# Aim:
Quote all entries in full, exactly.

Saved data entries
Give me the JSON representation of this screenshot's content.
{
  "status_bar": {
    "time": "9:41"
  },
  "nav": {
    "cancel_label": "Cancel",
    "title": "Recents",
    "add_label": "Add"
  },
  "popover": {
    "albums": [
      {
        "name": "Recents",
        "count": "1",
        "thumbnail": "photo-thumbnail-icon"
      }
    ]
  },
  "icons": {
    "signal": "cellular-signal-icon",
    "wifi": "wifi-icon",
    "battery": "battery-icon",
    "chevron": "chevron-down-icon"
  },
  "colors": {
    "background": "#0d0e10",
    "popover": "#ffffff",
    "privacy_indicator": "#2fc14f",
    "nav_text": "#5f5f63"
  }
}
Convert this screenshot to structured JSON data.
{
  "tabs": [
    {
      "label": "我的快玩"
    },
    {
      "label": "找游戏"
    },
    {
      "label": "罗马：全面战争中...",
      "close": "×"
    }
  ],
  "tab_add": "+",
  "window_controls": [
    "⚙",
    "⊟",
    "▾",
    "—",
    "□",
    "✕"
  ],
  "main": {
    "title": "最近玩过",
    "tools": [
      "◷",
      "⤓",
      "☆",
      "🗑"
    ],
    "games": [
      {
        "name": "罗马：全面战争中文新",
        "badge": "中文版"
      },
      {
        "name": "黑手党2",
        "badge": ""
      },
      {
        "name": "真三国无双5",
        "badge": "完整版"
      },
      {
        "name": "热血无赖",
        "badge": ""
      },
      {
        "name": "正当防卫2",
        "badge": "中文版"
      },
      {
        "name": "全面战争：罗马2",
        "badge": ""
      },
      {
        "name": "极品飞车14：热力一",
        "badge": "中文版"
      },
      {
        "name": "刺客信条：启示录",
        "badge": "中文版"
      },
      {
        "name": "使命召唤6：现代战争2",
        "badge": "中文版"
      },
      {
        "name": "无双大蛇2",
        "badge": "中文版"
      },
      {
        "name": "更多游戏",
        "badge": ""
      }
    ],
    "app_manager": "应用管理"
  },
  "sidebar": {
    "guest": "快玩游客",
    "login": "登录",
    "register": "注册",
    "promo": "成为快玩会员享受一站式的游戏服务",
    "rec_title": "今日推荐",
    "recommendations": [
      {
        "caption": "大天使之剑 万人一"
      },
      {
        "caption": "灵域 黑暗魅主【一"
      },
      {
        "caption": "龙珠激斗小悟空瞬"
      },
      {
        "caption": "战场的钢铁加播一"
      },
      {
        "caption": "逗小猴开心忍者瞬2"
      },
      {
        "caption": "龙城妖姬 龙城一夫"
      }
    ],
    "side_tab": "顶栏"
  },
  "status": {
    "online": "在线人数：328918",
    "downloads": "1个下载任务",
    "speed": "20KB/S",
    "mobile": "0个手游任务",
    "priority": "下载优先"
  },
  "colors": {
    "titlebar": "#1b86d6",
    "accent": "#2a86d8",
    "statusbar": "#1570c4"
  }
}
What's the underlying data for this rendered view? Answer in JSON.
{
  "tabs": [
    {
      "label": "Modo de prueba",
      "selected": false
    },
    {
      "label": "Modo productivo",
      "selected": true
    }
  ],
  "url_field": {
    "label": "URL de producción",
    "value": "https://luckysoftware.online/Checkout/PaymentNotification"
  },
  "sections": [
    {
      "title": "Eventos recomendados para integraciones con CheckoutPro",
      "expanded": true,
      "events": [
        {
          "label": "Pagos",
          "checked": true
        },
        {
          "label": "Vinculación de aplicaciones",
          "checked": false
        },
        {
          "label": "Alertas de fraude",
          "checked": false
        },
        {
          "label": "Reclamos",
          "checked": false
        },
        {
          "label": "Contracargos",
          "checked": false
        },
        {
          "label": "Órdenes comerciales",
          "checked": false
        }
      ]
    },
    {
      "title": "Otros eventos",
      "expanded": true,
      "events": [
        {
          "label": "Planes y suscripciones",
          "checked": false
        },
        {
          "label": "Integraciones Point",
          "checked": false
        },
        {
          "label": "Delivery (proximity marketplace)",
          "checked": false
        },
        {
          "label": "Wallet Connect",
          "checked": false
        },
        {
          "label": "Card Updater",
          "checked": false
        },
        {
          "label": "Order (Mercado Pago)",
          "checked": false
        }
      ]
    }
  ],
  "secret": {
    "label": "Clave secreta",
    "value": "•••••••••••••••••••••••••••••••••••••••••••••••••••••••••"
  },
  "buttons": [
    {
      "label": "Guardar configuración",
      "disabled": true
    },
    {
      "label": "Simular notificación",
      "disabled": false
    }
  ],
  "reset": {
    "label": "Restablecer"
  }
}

# Output for this exercise:
Give me the JSON representation of this screenshot's content.
{
  "status_bar": {
    "time": "9:41"
  },
  "nav": {
    "cancel_label": "Cancel",
    "title": "Recents",
    "add_label": "Add"
  },
  "popover": {
    "albums": [
      {
        "name": "Recents",
        "count": "1",
        "thumbnail": "photo-thumbnail-icon"
      }
    ]
  },
  "icons": {
    "signal": "cellular-signal-icon",
    "wifi": "wifi-icon",
    "battery": "battery-icon",
    "chevron": "chevron-down-icon"
  },
  "colors": {
    "background": "#0d0e10",
    "popover": "#ffffff",
    "privacy_indicator": "#2fc14f",
    "nav_text": "#5f5f63"
  }
}
Convert this screenshot to structured JSON data.
{
  "tabs": [
    {
      "label": "我的快玩"
    },
    {
      "label": "找游戏"
    },
    {
      "label": "罗马：全面战争中...",
      "close": "×"
    }
  ],
  "tab_add": "+",
  "window_controls": [
    "⚙",
    "⊟",
    "▾",
    "—",
    "□",
    "✕"
  ],
  "main": {
    "title": "最近玩过",
    "tools": [
      "◷",
      "⤓",
      "☆",
      "🗑"
    ],
    "games": [
      {
        "name": "罗马：全面战争中文新",
        "badge": "中文版"
      },
      {
        "name": "黑手党2",
        "badge": ""
      },
      {
        "name": "真三国无双5",
        "badge": "完整版"
      },
      {
        "name": "热血无赖",
        "badge": ""
      },
      {
        "name": "正当防卫2",
        "badge": "中文版"
      },
      {
        "name": "全面战争：罗马2",
        "badge": ""
      },
      {
        "name": "极品飞车14：热力一",
        "badge": "中文版"
      },
      {
        "name": "刺客信条：启示录",
        "badge": "中文版"
      },
      {
        "name": "使命召唤6：现代战争2",
        "badge": "中文版"
      },
      {
        "name": "无双大蛇2",
        "badge": "中文版"
      },
      {
        "name": "更多游戏",
        "badge": ""
      }
    ],
    "app_manager": "应用管理"
  },
  "sidebar": {
    "guest": "快玩游客",
    "login": "登录",
    "register": "注册",
    "promo": "成为快玩会员享受一站式的游戏服务",
    "rec_title": "今日推荐",
    "recommendations": [
      {
        "caption": "大天使之剑 万人一"
      },
      {
        "caption": "灵域 黑暗魅主【一"
      },
      {
        "caption": "龙珠激斗小悟空瞬"
      },
      {
        "caption": "战场的钢铁加播一"
      },
      {
        "caption": "逗小猴开心忍者瞬2"
      },
      {
        "caption": "龙城妖姬 龙城一夫"
      }
    ],
    "side_tab": "顶栏"
  },
  "status": {
    "online": "在线人数：328918",
    "downloads": "1个下载任务",
    "speed": "20KB/S",
    "mobile": "0个手游任务",
    "priority": "下载优先"
  },
  "colors": {
    "titlebar": "#1b86d6",
    "accent": "#2a86d8",
    "statusbar": "#1570c4"
  }
}
What's the underlying data for this rendered view? Answer in JSON.
{
  "tabs": [
    {
      "label": "Modo de prueba",
      "selected": false
    },
    {
      "label": "Modo productivo",
      "selected": true
    }
  ],
  "url_field": {
    "label": "URL de producción",
    "value": "https://luckysoftware.online/Checkout/PaymentNotification"
  },
  "sections": [
    {
      "title": "Eventos recomendados para integraciones con CheckoutPro",
      "expanded": true,
      "events": [
        {
          "label": "Pagos",
          "checked": true
        },
        {
          "label": "Vinculación de aplicaciones",
          "checked": false
        },
        {
          "label": "Alertas de fraude",
          "checked": false
        },
        {
          "label": "Reclamos",
          "checked": false
        },
        {
          "label": "Contracargos",
          "checked": false
        },
        {
          "label": "Órdenes comerciales",
          "checked": false
        }
      ]
    },
    {
      "title": "Otros eventos",
      "expanded": true,
      "events": [
        {
          "label": "Planes y suscripciones",
          "checked": false
        },
        {
          "label": "Integraciones Point",
          "checked": false
        },
        {
          "label": "Delivery (proximity marketplace)",
          "checked": false
        },
        {
          "label": "Wallet Connect",
          "checked": false
        },
        {
          "label": "Card Updater",
          "checked": false
        },
        {
          "label": "Order (Mercado Pago)",
          "checked": false
        }
      ]
    }
  ],
  "secret": {
    "label": "Clave secreta",
    "value": "•••••••••••••••••••••••••••••••••••••••••••••••••••••••••"
  },
  "buttons": [
    {
      "label": "Guardar configuración",
      "disabled": true
    },
    {
      "label": "Simular notificación",
      "disabled": false
    }
  ],
  "reset": {
    "label": "Restablecer"
  }
}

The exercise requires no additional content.